● Qué se pide:
Pasa todas las líneas de abajo a una tabla en Markdown con dos columnas, «Núm» para el número de fila y «Línea» para el texto de cada una. No incluyas las líneas en blanco.

====== Líneas de trabajo

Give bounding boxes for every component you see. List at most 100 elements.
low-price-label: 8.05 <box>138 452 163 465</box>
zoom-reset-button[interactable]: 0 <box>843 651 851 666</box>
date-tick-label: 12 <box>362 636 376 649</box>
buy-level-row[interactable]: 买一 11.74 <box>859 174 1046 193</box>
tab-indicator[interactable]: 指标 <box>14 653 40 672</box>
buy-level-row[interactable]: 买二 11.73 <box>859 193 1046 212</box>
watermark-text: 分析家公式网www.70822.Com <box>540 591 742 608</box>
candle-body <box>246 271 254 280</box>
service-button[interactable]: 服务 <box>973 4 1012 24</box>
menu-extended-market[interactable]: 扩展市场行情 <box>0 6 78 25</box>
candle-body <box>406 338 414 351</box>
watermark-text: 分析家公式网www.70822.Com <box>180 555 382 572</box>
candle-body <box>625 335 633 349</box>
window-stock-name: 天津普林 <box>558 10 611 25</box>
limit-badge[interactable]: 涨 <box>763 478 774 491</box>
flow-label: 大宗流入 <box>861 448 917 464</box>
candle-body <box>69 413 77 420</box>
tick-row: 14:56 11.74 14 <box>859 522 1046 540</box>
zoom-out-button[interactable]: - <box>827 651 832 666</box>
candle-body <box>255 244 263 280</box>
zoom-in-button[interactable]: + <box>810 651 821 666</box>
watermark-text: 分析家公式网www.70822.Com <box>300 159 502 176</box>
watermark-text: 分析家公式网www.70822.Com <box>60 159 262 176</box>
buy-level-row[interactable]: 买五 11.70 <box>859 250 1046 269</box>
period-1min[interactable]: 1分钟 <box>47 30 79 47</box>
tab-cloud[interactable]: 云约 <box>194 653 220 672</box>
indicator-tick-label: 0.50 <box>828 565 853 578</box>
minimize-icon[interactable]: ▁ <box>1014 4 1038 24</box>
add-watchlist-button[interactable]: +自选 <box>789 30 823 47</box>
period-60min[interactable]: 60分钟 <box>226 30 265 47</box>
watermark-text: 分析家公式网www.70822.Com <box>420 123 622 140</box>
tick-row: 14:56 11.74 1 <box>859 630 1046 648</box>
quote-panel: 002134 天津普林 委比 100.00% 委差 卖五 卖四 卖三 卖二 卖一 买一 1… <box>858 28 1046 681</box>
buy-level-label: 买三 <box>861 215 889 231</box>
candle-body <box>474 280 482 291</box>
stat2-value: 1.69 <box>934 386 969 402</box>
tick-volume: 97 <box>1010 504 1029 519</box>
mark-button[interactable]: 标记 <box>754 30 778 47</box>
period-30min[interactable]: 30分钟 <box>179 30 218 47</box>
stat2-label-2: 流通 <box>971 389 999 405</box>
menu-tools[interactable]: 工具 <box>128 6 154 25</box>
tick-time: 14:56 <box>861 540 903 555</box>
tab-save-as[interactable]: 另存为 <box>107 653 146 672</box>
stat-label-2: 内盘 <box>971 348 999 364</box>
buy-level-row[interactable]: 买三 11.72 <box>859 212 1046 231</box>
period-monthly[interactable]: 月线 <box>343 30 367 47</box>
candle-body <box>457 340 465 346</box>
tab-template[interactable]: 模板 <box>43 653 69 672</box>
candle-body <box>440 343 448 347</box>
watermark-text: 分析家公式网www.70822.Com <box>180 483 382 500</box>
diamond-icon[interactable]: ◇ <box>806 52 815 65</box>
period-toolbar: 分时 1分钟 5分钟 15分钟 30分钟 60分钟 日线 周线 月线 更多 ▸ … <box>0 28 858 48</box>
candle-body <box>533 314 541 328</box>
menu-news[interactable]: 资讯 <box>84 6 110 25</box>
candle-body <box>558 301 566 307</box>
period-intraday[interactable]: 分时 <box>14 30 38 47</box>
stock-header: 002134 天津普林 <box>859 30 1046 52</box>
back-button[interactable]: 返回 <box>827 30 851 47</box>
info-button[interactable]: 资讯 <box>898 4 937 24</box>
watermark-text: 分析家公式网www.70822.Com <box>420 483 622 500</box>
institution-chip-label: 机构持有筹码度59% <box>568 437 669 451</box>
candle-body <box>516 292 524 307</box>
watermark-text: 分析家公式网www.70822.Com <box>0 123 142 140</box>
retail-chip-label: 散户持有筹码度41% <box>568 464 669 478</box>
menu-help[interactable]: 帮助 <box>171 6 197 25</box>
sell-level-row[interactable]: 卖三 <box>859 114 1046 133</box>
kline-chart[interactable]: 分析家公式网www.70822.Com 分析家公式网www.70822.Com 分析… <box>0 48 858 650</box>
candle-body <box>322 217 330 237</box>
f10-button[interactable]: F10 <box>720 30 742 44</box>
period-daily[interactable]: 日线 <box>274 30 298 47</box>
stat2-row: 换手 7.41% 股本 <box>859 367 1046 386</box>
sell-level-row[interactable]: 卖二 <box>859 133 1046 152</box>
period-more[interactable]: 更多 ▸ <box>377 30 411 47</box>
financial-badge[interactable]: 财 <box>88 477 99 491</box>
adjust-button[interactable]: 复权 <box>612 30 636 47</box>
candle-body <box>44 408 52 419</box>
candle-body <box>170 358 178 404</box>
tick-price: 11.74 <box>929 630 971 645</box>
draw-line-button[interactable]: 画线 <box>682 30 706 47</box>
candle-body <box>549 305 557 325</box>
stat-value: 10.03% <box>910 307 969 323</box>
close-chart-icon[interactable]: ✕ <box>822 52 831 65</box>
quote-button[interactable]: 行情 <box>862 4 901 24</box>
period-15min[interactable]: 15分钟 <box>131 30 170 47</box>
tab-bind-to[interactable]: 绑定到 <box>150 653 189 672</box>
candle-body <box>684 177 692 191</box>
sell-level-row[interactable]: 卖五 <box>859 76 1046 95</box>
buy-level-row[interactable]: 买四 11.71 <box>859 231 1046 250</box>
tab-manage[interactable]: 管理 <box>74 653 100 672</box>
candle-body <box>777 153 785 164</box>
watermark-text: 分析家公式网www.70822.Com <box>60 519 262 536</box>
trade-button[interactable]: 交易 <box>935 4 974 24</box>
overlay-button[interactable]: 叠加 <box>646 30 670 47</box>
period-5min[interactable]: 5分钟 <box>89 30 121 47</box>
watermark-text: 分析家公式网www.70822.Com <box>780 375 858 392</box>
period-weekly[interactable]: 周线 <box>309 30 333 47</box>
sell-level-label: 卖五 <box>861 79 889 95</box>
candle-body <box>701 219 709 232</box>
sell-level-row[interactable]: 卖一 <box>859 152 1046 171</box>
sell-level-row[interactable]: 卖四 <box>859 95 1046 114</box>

============

● Respuesta:
| Núm | Línea |
|---|---|
| 1 | Give bounding boxes for every component you see. List at most 100 elements. |
| 2 | low-price-label: 8.05 <box>138 452 163 465</box> |
| 3 | zoom-reset-button[interactable]: 0 <box>843 651 851 666</box> |
| 4 | date-tick-label: 12 <box>362 636 376 649</box> |
| 5 | buy-level-row[interactable]: 买一 11.74 <box>859 174 1046 193</box> |
| 6 | tab-indicator[interactable]: 指标 <box>14 653 40 672</box> |
| 7 | buy-level-row[interactable]: 买二 11.73 <box>859 193 1046 212</box> |
| 8 | watermark-text: 分析家公式网www.70822.Com <box>540 591 742 608</box> |
| 9 | candle-body <box>246 271 254 280</box> |
| 10 | service-button[interactable]: 服务 <box>973 4 1012 24</box> |
| 11 | menu-extended-market[interactable]: 扩展市场行情 <box>0 6 78 25</box> |
| 12 | candle-body <box>406 338 414 351</box> |
| 13 | watermark-text: 分析家公式网www.70822.Com <box>180 555 382 572</box> |
| 14 | candle-body <box>625 335 633 349</box> |
| 15 | window-stock-name: 天津普林 <box>558 10 611 25</box> |
| 16 | limit-badge[interactable]: 涨 <box>763 478 774 491</box> |
| 17 | flow-label: 大宗流入 <box>861 448 917 464</box> |
| 18 | candle-body <box>69 413 77 420</box> |
| 19 | tick-row: 14:56 11.74 14 <box>859 522 1046 540</box> |
| 20 | zoom-out-button[interactable]: - <box>827 651 832 666</box> |
| 21 | candle-body <box>255 244 263 280</box> |
| 22 | zoom-in-button[interactable]: + <box>810 651 821 666</box> |
| 23 | watermark-text: 分析家公式网www.70822.Com <box>300 159 502 176</box> |
| 24 | watermark-text: 分析家公式网www.70822.Com <box>60 159 262 176</box> |
| 25 | buy-level-row[interactable]: 买五 11.70 <box>859 250 1046 269</box> |
| 26 | period-1min[interactable]: 1分钟 <box>47 30 79 47</box> |
| 27 | tab-cloud[interactable]: 云约 <box>194 653 220 672</box> |
| 28 | indicator-tick-label: 0.50 <box>828 565 853 578</box> |
| 29 | minimize-icon[interactable]: ▁ <box>1014 4 1038 24</box> |
| 30 | add-watchlist-button[interactable]: +自选 <box>789 30 823 47</box> |
| 31 | period-60min[interactable]: 60分钟 <box>226 30 265 47</box> |
| 32 | watermark-text: 分析家公式网www.70822.Com <box>420 123 622 140</box> |
| 33 | tick-row: 14:56 11.74 1 <box>859 630 1046 648</box> |
| 34 | quote-panel: 002134 天津普林 委比 100.00% 委差 卖五 卖四 卖三 卖二 卖一 买一 1… <box>858 28 1046 681</box> |
| 35 | buy-level-label: 买三 <box>861 215 889 231</box> |
| 36 | candle-body <box>474 280 482 291</box> |
| 37 | stat2-value: 1.69 <box>934 386 969 402</box> |
| 38 | tick-volume: 97 <box>1010 504 1029 519</box> |
| 39 | mark-button[interactable]: 标记 <box>754 30 778 47</box> |
| 40 | period-30min[interactable]: 30分钟 <box>179 30 218 47</box> |
| 41 | stat2-label-2: 流通 <box>971 389 999 405</box> |
| 42 | menu-tools[interactable]: 工具 <box>128 6 154 25</box> |
| 43 | tick-time: 14:56 <box>861 540 903 555</box> |
| 44 | tab-save-as[interactable]: 另存为 <box>107 653 146 672</box> |
| 45 | stat-label-2: 内盘 <box>971 348 999 364</box> |
| 46 | buy-level-row[interactable]: 买三 11.72 <box>859 212 1046 231</box> |
| 47 | period-monthly[interactable]: 月线 <box>343 30 367 47</box> |
| 48 | candle-body <box>457 340 465 346</box> |
| 49 | tab-template[interactable]: 模板 <box>43 653 69 672</box> |
| 50 | candle-body <box>440 343 448 347</box> |
| 51 | watermark-text: 分析家公式网www.70822.Com <box>180 483 382 500</box> |
| 52 | diamond-icon[interactable]: ◇ <box>806 52 815 65</box> |
| 53 | period-toolbar: 分时 1分钟 5分钟 15分钟 30分钟 60分钟 日线 周线 月线 更多 ▸ … <box>0 28 858 48</box> |
| 54 | candle-body <box>533 314 541 328</box> |
| 55 | menu-news[interactable]: 资讯 <box>84 6 110 25</box> |
| 56 | candle-body <box>558 301 566 307</box> |
| 57 | period-intraday[interactable]: 分时 <box>14 30 38 47</box> |
| 58 | stock-header: 002134 天津普林 <box>859 30 1046 52</box> |
| 59 | back-button[interactable]: 返回 <box>827 30 851 47</box> |
| 60 | info-button[interactable]: 资讯 <box>898 4 937 24</box> |
| 61 | watermark-text: 分析家公式网www.70822.Com <box>420 483 622 500</box> |
| 62 | institution-chip-label: 机构持有筹码度59% <box>568 437 669 451</box> |
| 63 | candle-body <box>516 292 524 307</box> |
| 64 | watermark-text: 分析家公式网www.70822.Com <box>0 123 142 140</box> |
| 65 | retail-chip-label: 散户持有筹码度41% <box>568 464 669 478</box> |
| 66 | menu-help[interactable]: 帮助 <box>171 6 197 25</box> |
| 67 | sell-level-row[interactable]: 卖三 <box>859 114 1046 133</box> |
| 68 | kline-chart[interactable]: 分析家公式网www.70822.Com 分析家公式网www.70822.Com 分析… <box>0 48 858 650</box> |
| 69 | candle-body <box>322 217 330 237</box> |
| 70 | f10-button[interactable]: F10 <box>720 30 742 44</box> |
| 71 | period-daily[interactable]: 日线 <box>274 30 298 47</box> |
| 72 | stat2-row: 换手 7.41% 股本 <box>859 367 1046 386</box> |
| 73 | sell-level-row[interactable]: 卖二 <box>859 133 1046 152</box> |
| 74 | period-more[interactable]: 更多 ▸ <box>377 30 411 47</box> |
| 75 | financial-badge[interactable]: 财 <box>88 477 99 491</box> |
| 76 | adjust-button[interactable]: 复权 <box>612 30 636 47</box> |
| 77 | candle-body <box>44 408 52 419</box> |
| 78 | candle-body <box>170 358 178 404</box> |
| 79 | tick-price: 11.74 <box>929 630 971 645</box> |
| 80 | draw-line-button[interactable]: 画线 <box>682 30 706 47</box> |
| 81 | candle-body <box>549 305 557 325</box> |
| 82 | stat-value: 10.03% <box>910 307 969 323</box> |
| 83 | close-chart-icon[interactable]: ✕ <box>822 52 831 65</box> |
| 84 | quote-button[interactable]: 行情 <box>862 4 901 24</box> |
| 85 | period-15min[interactable]: 15分钟 <box>131 30 170 47</box> |
| 86 | tab-bind-to[interactable]: 绑定到 <box>150 653 189 672</box> |
| 87 | candle-body <box>684 177 692 191</box> |
| 88 | sell-level-row[interactable]: 卖五 <box>859 76 1046 95</box> |
| 89 | buy-level-row[interactable]: 买四 11.71 <box>859 231 1046 250</box> |
| 90 | tab-manage[interactable]: 管理 <box>74 653 100 672</box> |
| 91 | candle-body <box>777 153 785 164</box> |
| 92 | watermark-text: 分析家公式网www.70822.Com <box>60 519 262 536</box> |
| 93 | trade-button[interactable]: 交易 <box>935 4 974 24</box> |
| 94 | overlay-button[interactable]: 叠加 <box>646 30 670 47</box> |
| 95 | period-5min[interactable]: 5分钟 <box>89 30 121 47</box> |
| 96 | watermark-text: 分析家公式网www.70822.Com <box>780 375 858 392</box> |
| 97 | period-weekly[interactable]: 周线 <box>309 30 333 47</box> |
| 98 | sell-level-label: 卖五 <box>861 79 889 95</box> |
| 99 | candle-body <box>701 219 709 232</box> |
| 100 | sell-level-row[interactable]: 卖一 <box>859 152 1046 171</box> |
| 101 | sell-level-row[interactable]: 卖四 <box>859 95 1046 114</box> |